Exercise goal | Collect each line of the records containing the string "this".

Stored data
::::
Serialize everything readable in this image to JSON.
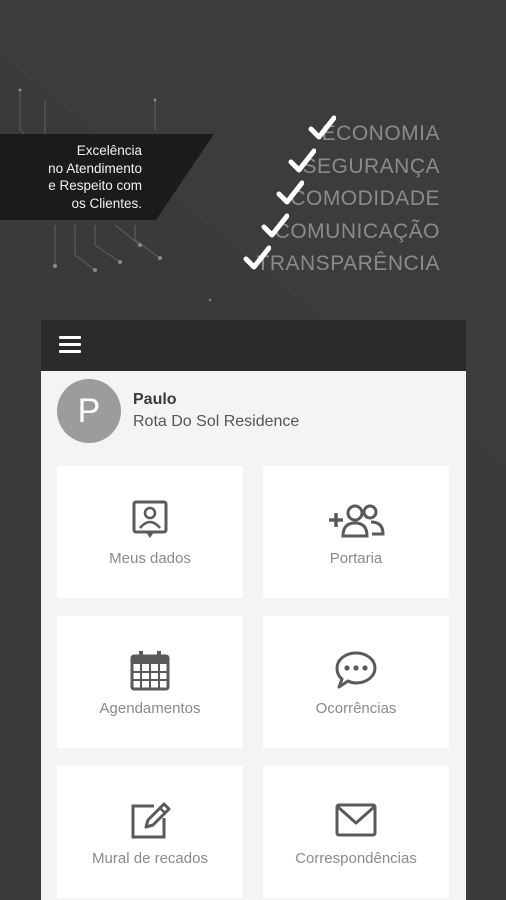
{
  "banner": {
    "lines": [
      "Excelência",
      "no Atendimento",
      "e Respeito com",
      "os Clientes."
    ]
  },
  "values": [
    "ECONOMIA",
    "SEGURANÇA",
    "COMODIDADE",
    "COMUNICAÇÃO",
    "TRANSPARÊNCIA"
  ],
  "user": {
    "initial": "P",
    "name": "Paulo",
    "condo": "Rota Do Sol Residence"
  },
  "menu": {
    "icon": "hamburger-menu-icon"
  },
  "tiles": [
    {
      "label": "Meus dados",
      "icon": "user-card-icon"
    },
    {
      "label": "Portaria",
      "icon": "add-users-icon"
    },
    {
      "label": "Agendamentos",
      "icon": "calendar-icon"
    },
    {
      "label": "Ocorrências",
      "icon": "chat-bubble-icon"
    },
    {
      "label": "Mural de recados",
      "icon": "edit-note-icon"
    },
    {
      "label": "Correspondências",
      "icon": "envelope-icon"
    }
  ],
  "colors": {
    "topbar": "#2a2a2a",
    "icon": "#5a5a5a",
    "avatar": "#9c9c9c"
  }
}
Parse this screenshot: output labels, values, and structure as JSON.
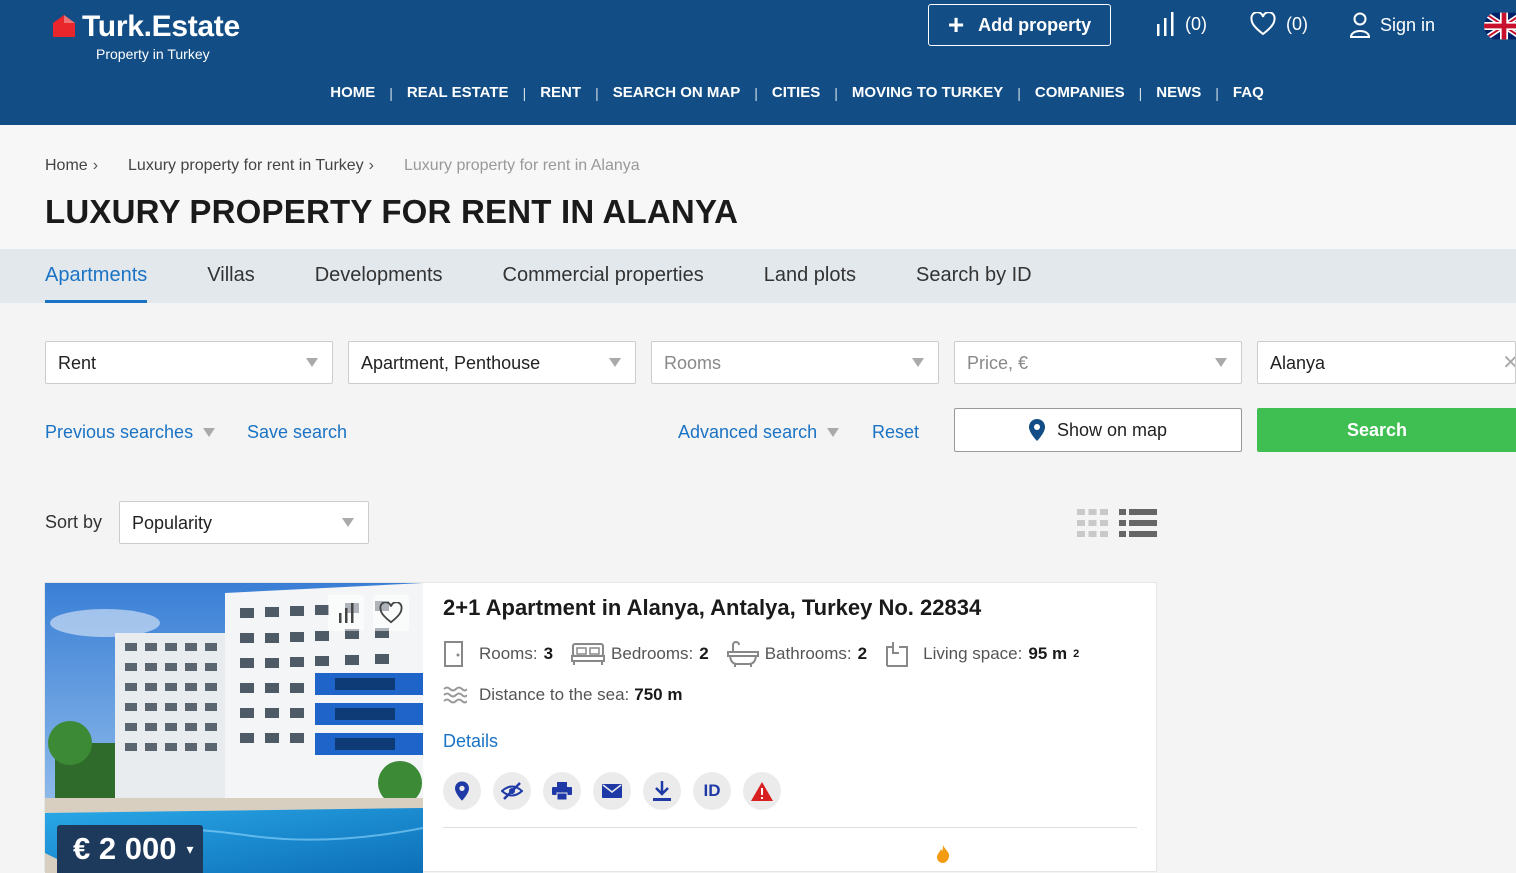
{
  "brand": {
    "name": "Turk.Estate",
    "tagline": "Property in Turkey"
  },
  "header": {
    "add_property": "Add property",
    "compare_count": "(0)",
    "favorites_count": "(0)",
    "sign_in": "Sign in",
    "language_flag": "uk-flag-icon"
  },
  "nav": [
    {
      "label": "HOME"
    },
    {
      "label": "REAL ESTATE"
    },
    {
      "label": "RENT"
    },
    {
      "label": "SEARCH ON MAP"
    },
    {
      "label": "CITIES"
    },
    {
      "label": "MOVING TO TURKEY"
    },
    {
      "label": "COMPANIES"
    },
    {
      "label": "NEWS"
    },
    {
      "label": "FAQ"
    }
  ],
  "nav_separator": "|",
  "breadcrumb": {
    "items": [
      "Home",
      "Luxury property for rent in Turkey",
      "Luxury property for rent in Alanya"
    ],
    "separator": "›"
  },
  "page_title": "LUXURY PROPERTY FOR RENT IN ALANYA",
  "tabs": [
    "Apartments",
    "Villas",
    "Developments",
    "Commercial properties",
    "Land plots",
    "Search by ID"
  ],
  "active_tab": "Apartments",
  "filters": {
    "deal": "Rent",
    "type": "Apartment, Penthouse",
    "rooms_placeholder": "Rooms",
    "price_placeholder": "Price, €",
    "location": "Alanya",
    "clear_glyph": "✕"
  },
  "links": {
    "previous_searches": "Previous searches",
    "save_search": "Save search",
    "advanced_search": "Advanced search",
    "reset": "Reset"
  },
  "buttons": {
    "show_on_map": "Show on map",
    "search": "Search"
  },
  "sort": {
    "label": "Sort by",
    "value": "Popularity"
  },
  "listing": {
    "title": "2+1 Apartment in Alanya, Antalya, Turkey No. 22834",
    "rooms_label": "Rooms:",
    "rooms": "3",
    "bedrooms_label": "Bedrooms:",
    "bedrooms": "2",
    "bathrooms_label": "Bathrooms:",
    "bathrooms": "2",
    "living_label": "Living space:",
    "living": "95 m",
    "living_sup": "2",
    "sea_label": "Distance to the sea:",
    "sea": "750 m",
    "details": "Details",
    "price": "€ 2 000",
    "price_caret": "▾",
    "id_label": "ID"
  },
  "colors": {
    "header_bg": "#124e85",
    "accent": "#1a73c4",
    "search_green": "#3fbf52",
    "price_badge": "#1d3a5c"
  }
}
::::
Response |
Serialize everything readable in this image to JSON.
Parse this screenshot: output labels, values, and structure as JSON.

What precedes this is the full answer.